- REQUIRED WORK
Give each line of the records below as a JSON list of strings, one string per line, with blank lines left out.

BEGIN DATASET

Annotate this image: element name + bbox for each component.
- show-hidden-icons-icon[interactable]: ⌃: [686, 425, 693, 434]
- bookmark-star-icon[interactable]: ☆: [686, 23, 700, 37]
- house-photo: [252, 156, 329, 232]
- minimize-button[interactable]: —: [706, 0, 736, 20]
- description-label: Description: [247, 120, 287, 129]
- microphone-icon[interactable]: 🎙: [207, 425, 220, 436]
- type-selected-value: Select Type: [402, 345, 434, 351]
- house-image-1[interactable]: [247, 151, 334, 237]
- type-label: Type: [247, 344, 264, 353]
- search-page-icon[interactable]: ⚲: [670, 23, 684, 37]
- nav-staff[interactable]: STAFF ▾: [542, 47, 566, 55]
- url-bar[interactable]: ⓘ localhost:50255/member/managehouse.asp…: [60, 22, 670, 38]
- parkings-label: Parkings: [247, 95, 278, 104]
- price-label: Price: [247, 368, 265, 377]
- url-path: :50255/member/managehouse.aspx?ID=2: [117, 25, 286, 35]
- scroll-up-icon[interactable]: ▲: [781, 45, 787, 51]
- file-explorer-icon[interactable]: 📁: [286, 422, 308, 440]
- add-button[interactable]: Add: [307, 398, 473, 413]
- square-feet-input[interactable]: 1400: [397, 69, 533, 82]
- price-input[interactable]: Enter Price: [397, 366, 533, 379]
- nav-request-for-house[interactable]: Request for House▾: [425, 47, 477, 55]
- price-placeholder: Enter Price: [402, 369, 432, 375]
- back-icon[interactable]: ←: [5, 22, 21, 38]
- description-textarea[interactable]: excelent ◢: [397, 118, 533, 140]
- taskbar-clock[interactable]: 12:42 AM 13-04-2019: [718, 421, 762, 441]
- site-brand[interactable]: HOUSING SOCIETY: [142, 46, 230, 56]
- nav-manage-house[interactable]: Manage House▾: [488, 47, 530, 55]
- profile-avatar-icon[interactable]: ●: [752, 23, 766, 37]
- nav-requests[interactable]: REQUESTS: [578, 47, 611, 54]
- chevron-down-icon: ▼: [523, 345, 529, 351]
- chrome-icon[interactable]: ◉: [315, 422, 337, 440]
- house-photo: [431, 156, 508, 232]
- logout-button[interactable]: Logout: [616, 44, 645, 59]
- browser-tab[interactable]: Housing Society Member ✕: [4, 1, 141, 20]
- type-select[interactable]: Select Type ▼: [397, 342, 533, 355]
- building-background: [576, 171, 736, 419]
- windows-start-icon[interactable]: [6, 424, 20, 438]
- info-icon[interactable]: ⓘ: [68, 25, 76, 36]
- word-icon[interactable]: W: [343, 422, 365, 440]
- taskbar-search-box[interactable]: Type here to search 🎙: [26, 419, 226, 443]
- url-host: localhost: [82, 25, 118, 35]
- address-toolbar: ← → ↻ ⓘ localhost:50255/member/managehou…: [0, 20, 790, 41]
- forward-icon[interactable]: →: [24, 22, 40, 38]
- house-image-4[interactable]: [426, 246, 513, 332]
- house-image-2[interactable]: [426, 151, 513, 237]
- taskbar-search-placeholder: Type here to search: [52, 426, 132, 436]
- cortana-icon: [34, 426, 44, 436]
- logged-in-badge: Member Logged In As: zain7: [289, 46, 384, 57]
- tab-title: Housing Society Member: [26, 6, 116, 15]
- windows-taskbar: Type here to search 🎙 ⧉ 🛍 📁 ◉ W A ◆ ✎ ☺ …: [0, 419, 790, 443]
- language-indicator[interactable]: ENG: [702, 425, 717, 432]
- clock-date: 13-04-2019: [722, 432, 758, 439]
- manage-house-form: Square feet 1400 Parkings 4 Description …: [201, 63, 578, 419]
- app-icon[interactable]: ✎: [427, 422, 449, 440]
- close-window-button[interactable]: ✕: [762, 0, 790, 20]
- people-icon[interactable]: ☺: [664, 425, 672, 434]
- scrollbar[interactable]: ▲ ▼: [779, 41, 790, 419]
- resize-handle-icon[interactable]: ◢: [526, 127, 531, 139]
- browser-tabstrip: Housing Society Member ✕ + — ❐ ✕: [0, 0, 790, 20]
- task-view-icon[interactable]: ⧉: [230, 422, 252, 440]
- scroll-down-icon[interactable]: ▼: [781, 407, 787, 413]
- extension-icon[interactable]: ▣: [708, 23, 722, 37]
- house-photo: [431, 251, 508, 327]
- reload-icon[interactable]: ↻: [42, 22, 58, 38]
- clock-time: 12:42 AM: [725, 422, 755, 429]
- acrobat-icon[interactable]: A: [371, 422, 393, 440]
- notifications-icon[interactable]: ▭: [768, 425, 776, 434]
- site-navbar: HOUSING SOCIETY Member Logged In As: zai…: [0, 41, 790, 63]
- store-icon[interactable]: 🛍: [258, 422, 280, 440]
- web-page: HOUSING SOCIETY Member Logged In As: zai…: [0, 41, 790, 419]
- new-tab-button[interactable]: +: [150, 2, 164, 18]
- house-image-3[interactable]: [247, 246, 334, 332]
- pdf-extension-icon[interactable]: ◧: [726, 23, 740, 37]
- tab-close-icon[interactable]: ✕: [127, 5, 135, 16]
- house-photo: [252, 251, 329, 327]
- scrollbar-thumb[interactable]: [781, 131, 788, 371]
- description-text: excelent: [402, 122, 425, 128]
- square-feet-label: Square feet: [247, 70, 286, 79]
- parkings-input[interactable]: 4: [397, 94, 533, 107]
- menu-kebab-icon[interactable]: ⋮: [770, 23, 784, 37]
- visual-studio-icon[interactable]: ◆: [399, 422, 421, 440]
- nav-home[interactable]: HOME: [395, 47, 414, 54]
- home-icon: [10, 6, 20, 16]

END DATASET

- EXERCISE OUTPUT
[
  "Annotate this image: element name + bbox for each component.",
  "- show-hidden-icons-icon[interactable]: ⌃: [686, 425, 693, 434]",
  "- bookmark-star-icon[interactable]: ☆: [686, 23, 700, 37]",
  "- house-photo: [252, 156, 329, 232]",
  "- minimize-button[interactable]: —: [706, 0, 736, 20]",
  "- description-label: Description: [247, 120, 287, 129]",
  "- microphone-icon[interactable]: 🎙: [207, 425, 220, 436]",
  "- type-selected-value: Select Type: [402, 345, 434, 351]",
  "- house-image-1[interactable]: [247, 151, 334, 237]",
  "- type-label: Type: [247, 344, 264, 353]",
  "- search-page-icon[interactable]: ⚲: [670, 23, 684, 37]",
  "- nav-staff[interactable]: STAFF ▾: [542, 47, 566, 55]",
  "- url-bar[interactable]: ⓘ localhost:50255/member/managehouse.asp…: [60, 22, 670, 38]",
  "- parkings-label: Parkings: [247, 95, 278, 104]",
  "- price-label: Price: [247, 368, 265, 377]",
  "- url-path: :50255/member/managehouse.aspx?ID=2: [117, 25, 286, 35]",
  "- scroll-up-icon[interactable]: ▲: [781, 45, 787, 51]",
  "- file-explorer-icon[interactable]: 📁: [286, 422, 308, 440]",
  "- add-button[interactable]: Add: [307, 398, 473, 413]",
  "- square-feet-input[interactable]: 1400: [397, 69, 533, 82]",
  "- price-input[interactable]: Enter Price: [397, 366, 533, 379]",
  "- nav-request-for-house[interactable]: Request for House▾: [425, 47, 477, 55]",
  "- price-placeholder: Enter Price: [402, 369, 432, 375]",
  "- back-icon[interactable]: ←: [5, 22, 21, 38]",
  "- description-textarea[interactable]: excelent ◢: [397, 118, 533, 140]",
  "- taskbar-clock[interactable]: 12:42 AM 13-04-2019: [718, 421, 762, 441]",
  "- site-brand[interactable]: HOUSING SOCIETY: [142, 46, 230, 56]",
  "- nav-manage-house[interactable]: Manage House▾: [488, 47, 530, 55]",
  "- profile-avatar-icon[interactable]: ●: [752, 23, 766, 37]",
  "- nav-requests[interactable]: REQUESTS: [578, 47, 611, 54]",
  "- chevron-down-icon: ▼: [523, 345, 529, 351]",
  "- chrome-icon[interactable]: ◉: [315, 422, 337, 440]",
  "- house-photo: [431, 156, 508, 232]",
  "- logout-button[interactable]: Logout: [616, 44, 645, 59]",
  "- browser-tab[interactable]: Housing Society Member ✕: [4, 1, 141, 20]",
  "- type-select[interactable]: Select Type ▼: [397, 342, 533, 355]",
  "- building-background: [576, 171, 736, 419]",
  "- windows-start-icon[interactable]: [6, 424, 20, 438]",
  "- info-icon[interactable]: ⓘ: [68, 25, 76, 36]",
  "- word-icon[interactable]: W: [343, 422, 365, 440]",
  "- taskbar-search-box[interactable]: Type here to search 🎙: [26, 419, 226, 443]",
  "- url-host: localhost: [82, 25, 118, 35]",
  "- address-toolbar: ← → ↻ ⓘ localhost:50255/member/managehou…: [0, 20, 790, 41]",
  "- forward-icon[interactable]: →: [24, 22, 40, 38]",
  "- house-image-4[interactable]: [426, 246, 513, 332]",
  "- house-image-2[interactable]: [426, 151, 513, 237]",
  "- taskbar-search-placeholder: Type here to search: [52, 426, 132, 436]",
  "- cortana-icon: [34, 426, 44, 436]",
  "- logged-in-badge: Member Logged In As: zain7: [289, 46, 384, 57]",
  "- tab-title: Housing Society Member: [26, 6, 116, 15]",
  "- windows-taskbar: Type here to search 🎙 ⧉ 🛍 📁 ◉ W A ◆ ✎ ☺ …: [0, 419, 790, 443]",
  "- language-indicator[interactable]: ENG: [702, 425, 717, 432]",
  "- clock-date: 13-04-2019: [722, 432, 758, 439]",
  "- manage-house-form: Square feet 1400 Parkings 4 Description …: [201, 63, 578, 419]",
  "- app-icon[interactable]: ✎: [427, 422, 449, 440]",
  "- close-window-button[interactable]: ✕: [762, 0, 790, 20]",
  "- people-icon[interactable]: ☺: [664, 425, 672, 434]",
  "- scrollbar[interactable]: ▲ ▼: [779, 41, 790, 419]",
  "- resize-handle-icon[interactable]: ◢: [526, 127, 531, 139]",
  "- browser-tabstrip: Housing Society Member ✕ + — ❐ ✕: [0, 0, 790, 20]",
  "- task-view-icon[interactable]: ⧉: [230, 422, 252, 440]",
  "- scroll-down-icon[interactable]: ▼: [781, 407, 787, 413]",
  "- extension-icon[interactable]: ▣: [708, 23, 722, 37]",
  "- house-photo: [431, 251, 508, 327]",
  "- reload-icon[interactable]: ↻: [42, 22, 58, 38]",
  "- clock-time: 12:42 AM: [725, 422, 755, 429]",
  "- acrobat-icon[interactable]: A: [371, 422, 393, 440]",
  "- notifications-icon[interactable]: ▭: [768, 425, 776, 434]",
  "- site-navbar: HOUSING SOCIETY Member Logged In As: zai…: [0, 41, 790, 63]",
  "- store-icon[interactable]: 🛍: [258, 422, 280, 440]",
  "- web-page: HOUSING SOCIETY Member Logged In As: zai…: [0, 41, 790, 419]",
  "- new-tab-button[interactable]: +: [150, 2, 164, 18]",
  "- house-image-3[interactable]: [247, 246, 334, 332]",
  "- pdf-extension-icon[interactable]: ◧: [726, 23, 740, 37]",
  "- tab-close-icon[interactable]: ✕: [127, 5, 135, 16]",
  "- house-photo: [252, 251, 329, 327]",
  "- scrollbar-thumb[interactable]: [781, 131, 788, 371]",
  "- description-text: excelent: [402, 122, 425, 128]",
  "- square-feet-label: Square feet: [247, 70, 286, 79]",
  "- parkings-input[interactable]: 4: [397, 94, 533, 107]",
  "- menu-kebab-icon[interactable]: ⋮: [770, 23, 784, 37]",
  "- visual-studio-icon[interactable]: ◆: [399, 422, 421, 440]",
  "- nav-home[interactable]: HOME: [395, 47, 414, 54]",
  "- home-icon: [10, 6, 20, 16]"
]